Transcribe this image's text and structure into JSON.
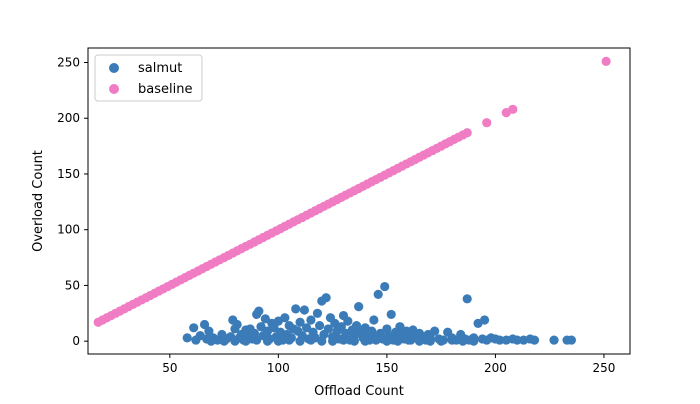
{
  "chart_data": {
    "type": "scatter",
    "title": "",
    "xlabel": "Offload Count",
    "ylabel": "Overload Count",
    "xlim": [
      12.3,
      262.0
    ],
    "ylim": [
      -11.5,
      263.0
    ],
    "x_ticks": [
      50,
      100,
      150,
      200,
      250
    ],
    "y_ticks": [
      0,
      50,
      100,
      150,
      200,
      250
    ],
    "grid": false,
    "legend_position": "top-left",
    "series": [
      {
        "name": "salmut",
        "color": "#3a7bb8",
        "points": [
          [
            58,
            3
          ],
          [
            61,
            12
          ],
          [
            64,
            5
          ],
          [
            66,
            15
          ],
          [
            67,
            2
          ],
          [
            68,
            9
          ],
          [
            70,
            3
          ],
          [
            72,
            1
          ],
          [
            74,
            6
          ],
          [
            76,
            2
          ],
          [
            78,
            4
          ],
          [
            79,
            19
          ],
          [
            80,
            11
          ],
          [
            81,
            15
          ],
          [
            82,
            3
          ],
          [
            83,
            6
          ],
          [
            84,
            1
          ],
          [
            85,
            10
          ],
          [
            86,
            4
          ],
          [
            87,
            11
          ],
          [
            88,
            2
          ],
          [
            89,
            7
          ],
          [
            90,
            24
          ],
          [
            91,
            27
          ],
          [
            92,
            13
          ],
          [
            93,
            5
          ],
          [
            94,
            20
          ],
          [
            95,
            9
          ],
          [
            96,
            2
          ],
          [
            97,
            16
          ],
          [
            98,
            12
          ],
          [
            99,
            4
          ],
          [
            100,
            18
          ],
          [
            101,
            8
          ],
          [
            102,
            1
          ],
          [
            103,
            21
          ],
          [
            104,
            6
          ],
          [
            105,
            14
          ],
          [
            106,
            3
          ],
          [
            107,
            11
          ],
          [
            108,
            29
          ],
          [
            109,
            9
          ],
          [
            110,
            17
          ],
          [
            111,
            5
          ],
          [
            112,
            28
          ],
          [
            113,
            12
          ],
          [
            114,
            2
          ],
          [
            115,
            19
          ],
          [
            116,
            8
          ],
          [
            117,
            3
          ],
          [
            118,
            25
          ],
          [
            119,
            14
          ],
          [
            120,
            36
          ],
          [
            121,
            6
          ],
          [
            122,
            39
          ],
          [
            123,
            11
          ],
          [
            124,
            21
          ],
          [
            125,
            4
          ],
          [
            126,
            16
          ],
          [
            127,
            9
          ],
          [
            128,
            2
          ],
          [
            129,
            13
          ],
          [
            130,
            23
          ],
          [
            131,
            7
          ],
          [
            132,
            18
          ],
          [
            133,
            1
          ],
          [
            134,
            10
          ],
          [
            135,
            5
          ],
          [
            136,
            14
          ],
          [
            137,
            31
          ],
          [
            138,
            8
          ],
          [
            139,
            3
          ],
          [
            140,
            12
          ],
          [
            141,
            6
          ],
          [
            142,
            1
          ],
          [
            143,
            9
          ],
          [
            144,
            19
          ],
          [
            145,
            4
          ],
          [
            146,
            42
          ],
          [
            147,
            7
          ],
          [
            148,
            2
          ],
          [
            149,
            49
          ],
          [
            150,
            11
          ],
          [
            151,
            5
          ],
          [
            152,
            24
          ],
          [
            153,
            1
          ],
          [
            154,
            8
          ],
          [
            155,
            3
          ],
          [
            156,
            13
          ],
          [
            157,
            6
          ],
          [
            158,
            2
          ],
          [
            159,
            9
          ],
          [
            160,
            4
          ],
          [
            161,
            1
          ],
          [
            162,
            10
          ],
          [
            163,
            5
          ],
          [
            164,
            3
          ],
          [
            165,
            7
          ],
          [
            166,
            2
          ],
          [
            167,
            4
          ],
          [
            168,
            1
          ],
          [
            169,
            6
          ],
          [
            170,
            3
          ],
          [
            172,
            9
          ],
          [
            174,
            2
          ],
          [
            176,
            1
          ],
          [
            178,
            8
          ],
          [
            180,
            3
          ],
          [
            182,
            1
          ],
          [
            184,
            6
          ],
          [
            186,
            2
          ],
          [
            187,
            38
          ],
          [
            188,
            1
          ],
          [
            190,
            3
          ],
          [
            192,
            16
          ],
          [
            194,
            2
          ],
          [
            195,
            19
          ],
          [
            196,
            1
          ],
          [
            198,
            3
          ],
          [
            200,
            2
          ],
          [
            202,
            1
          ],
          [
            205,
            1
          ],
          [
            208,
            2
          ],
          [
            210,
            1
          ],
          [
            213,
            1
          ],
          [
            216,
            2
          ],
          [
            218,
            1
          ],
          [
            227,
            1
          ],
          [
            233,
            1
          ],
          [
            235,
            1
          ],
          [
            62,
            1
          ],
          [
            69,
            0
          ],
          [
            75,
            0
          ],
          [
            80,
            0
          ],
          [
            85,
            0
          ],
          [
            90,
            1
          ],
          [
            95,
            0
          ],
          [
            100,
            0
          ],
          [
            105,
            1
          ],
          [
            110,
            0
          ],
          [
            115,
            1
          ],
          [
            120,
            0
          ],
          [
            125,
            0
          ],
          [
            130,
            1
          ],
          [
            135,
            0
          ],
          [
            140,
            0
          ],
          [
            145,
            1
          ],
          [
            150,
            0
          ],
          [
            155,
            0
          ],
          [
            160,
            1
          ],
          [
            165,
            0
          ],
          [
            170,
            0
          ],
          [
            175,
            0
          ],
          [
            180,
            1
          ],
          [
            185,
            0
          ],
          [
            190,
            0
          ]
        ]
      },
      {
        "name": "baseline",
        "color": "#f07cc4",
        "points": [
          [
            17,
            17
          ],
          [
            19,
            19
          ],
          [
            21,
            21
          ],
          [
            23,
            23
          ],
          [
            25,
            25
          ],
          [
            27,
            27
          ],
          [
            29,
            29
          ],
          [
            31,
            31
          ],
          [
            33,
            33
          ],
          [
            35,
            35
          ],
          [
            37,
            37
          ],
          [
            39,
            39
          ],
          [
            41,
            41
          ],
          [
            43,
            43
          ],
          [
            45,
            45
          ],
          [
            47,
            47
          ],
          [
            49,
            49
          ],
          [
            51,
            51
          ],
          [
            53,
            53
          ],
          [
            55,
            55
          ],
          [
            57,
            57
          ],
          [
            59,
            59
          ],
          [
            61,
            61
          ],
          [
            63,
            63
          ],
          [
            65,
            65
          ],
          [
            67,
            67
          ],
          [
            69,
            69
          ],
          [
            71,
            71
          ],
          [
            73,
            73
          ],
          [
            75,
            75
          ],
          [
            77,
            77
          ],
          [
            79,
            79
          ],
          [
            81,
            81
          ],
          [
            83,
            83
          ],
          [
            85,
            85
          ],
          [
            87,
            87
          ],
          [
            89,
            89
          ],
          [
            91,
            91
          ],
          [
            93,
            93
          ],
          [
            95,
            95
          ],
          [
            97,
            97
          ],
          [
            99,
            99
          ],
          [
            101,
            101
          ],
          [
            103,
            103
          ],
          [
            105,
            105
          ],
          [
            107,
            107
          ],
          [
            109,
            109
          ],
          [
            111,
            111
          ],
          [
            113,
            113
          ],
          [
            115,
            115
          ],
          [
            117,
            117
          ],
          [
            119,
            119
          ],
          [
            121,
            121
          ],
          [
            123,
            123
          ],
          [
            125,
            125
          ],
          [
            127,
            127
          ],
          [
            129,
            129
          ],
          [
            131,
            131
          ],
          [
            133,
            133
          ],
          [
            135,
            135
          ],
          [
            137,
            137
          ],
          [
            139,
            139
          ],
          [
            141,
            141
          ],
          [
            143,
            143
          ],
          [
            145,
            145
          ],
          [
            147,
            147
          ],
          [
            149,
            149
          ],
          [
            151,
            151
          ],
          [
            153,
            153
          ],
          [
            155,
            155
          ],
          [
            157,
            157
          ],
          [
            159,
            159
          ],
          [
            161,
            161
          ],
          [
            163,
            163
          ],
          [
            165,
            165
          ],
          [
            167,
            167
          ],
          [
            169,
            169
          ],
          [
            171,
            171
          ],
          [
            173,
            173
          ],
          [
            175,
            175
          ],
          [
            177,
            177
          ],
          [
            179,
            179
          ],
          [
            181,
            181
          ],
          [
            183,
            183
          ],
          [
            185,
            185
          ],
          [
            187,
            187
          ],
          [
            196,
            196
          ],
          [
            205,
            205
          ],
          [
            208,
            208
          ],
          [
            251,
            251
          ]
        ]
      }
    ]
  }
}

· · ·

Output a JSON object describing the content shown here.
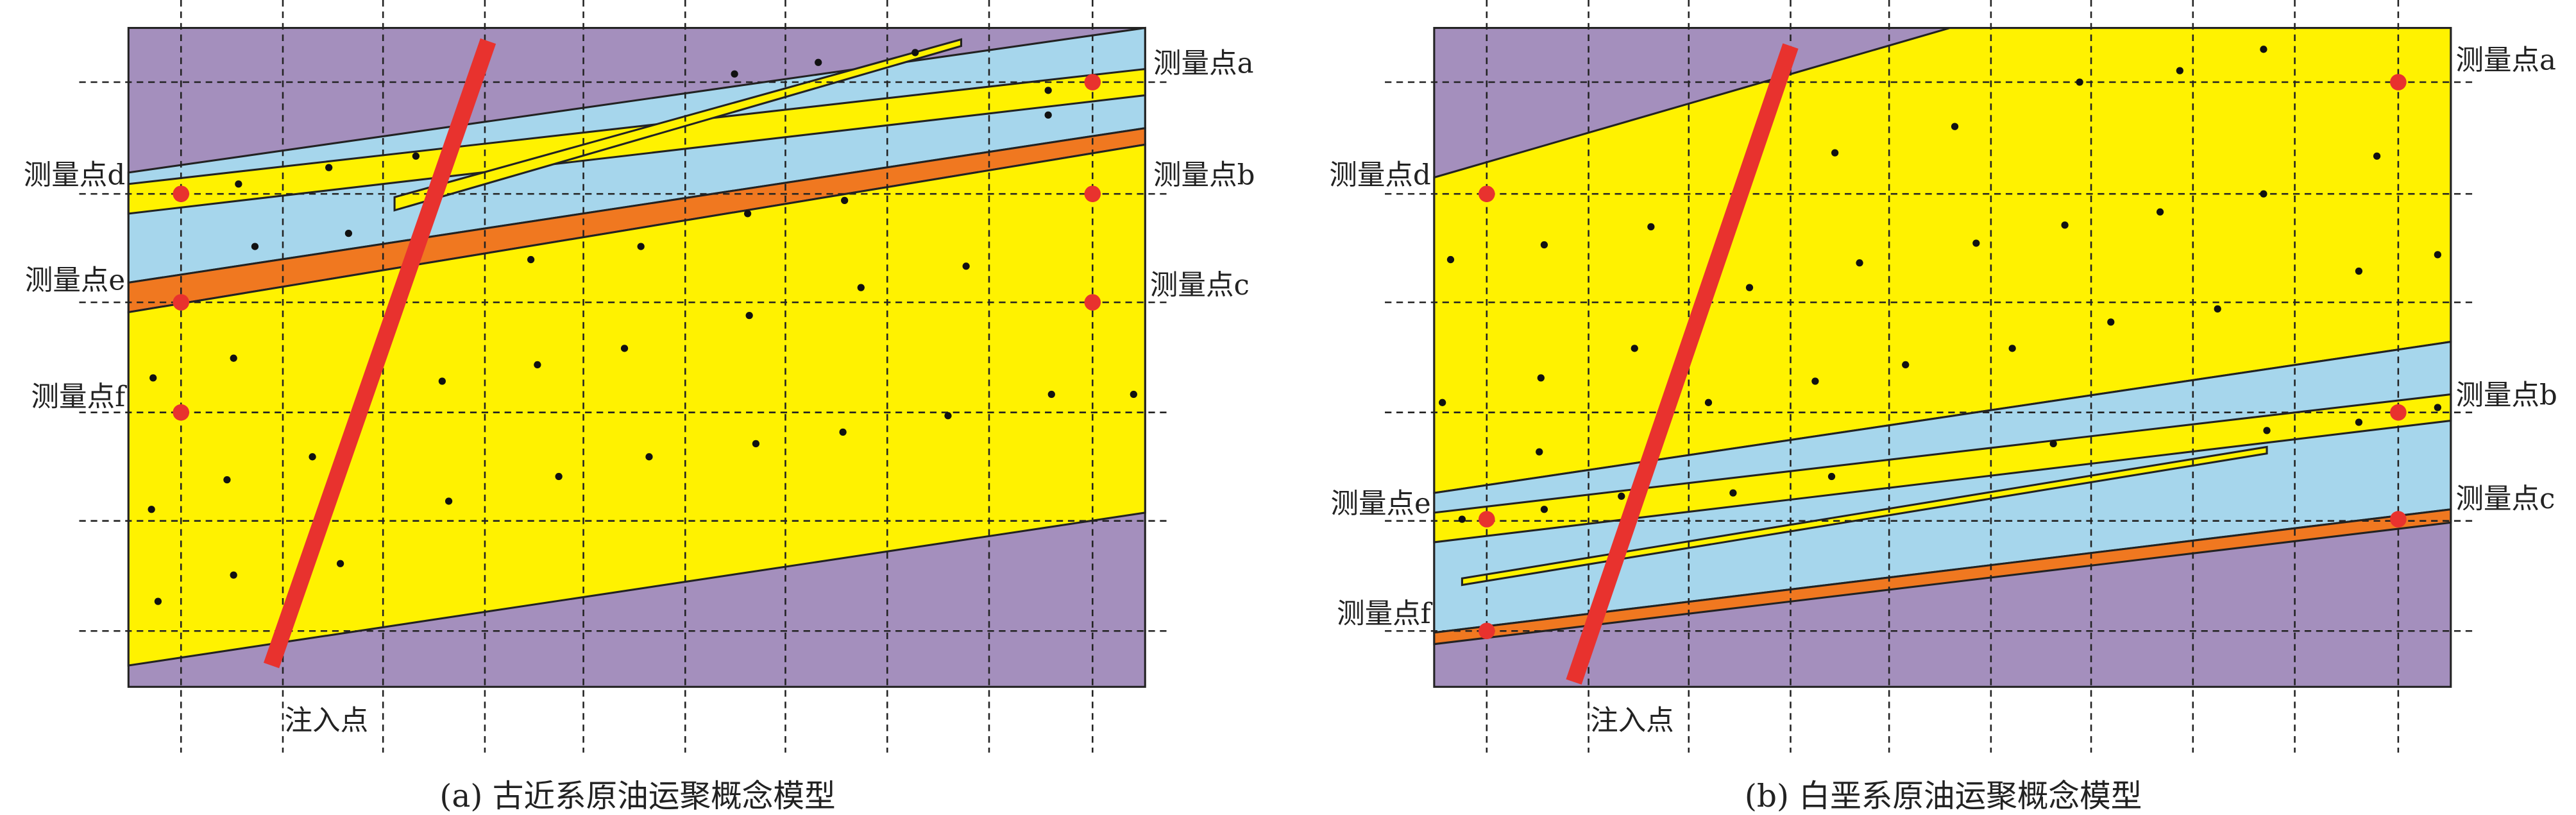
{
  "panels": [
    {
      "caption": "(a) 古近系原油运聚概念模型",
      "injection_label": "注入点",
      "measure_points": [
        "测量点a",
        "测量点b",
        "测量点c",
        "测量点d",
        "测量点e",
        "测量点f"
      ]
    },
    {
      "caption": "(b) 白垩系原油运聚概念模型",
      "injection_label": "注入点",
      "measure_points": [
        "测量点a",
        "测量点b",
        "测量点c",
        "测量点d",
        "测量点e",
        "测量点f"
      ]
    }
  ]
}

· · ·

● **Objective**: Tell how many lines of the data above hold the string "caption". Give only the number.

● **Solution**: 2